==== Task inputs ====

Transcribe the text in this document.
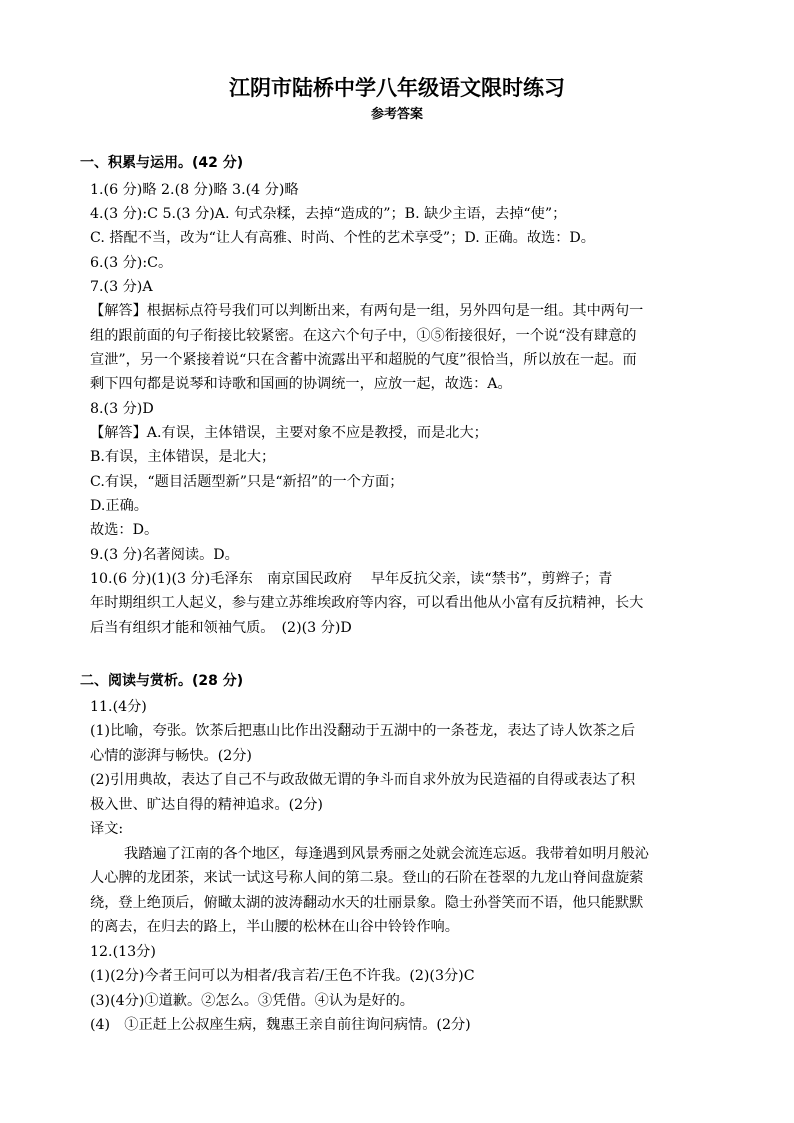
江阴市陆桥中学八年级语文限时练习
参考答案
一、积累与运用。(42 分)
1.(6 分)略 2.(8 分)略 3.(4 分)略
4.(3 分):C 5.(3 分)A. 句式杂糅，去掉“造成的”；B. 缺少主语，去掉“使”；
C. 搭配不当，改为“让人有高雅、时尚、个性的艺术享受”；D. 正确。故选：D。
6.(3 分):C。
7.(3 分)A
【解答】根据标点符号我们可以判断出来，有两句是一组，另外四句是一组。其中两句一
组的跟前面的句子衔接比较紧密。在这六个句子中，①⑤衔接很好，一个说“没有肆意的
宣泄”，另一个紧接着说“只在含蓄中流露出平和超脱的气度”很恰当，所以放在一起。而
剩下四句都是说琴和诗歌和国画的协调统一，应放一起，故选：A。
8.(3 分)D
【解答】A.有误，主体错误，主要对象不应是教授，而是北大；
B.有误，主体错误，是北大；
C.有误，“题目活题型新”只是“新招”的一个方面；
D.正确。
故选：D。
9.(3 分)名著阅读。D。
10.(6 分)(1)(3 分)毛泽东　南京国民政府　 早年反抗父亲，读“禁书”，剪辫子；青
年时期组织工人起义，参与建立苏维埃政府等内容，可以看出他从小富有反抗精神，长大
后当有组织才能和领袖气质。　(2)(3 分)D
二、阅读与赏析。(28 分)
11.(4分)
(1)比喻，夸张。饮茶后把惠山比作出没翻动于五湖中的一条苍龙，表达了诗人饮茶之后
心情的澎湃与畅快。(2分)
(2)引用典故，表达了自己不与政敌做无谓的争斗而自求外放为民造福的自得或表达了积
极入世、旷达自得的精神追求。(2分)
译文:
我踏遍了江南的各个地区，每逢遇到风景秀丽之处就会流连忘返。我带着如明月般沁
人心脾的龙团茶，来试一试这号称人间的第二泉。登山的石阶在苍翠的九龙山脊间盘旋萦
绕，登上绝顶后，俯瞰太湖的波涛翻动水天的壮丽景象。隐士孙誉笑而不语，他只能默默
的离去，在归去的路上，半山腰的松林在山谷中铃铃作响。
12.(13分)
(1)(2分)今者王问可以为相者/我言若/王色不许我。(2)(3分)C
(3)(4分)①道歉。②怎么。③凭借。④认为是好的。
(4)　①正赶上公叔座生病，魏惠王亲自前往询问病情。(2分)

====

● **Task to carry out**
Copy out every line from the records that has the word "主体错误".

● **Solved exercise**
【解答】A.有误，主体错误，主要对象不应是教授，而是北大；
B.有误，主体错误，是北大；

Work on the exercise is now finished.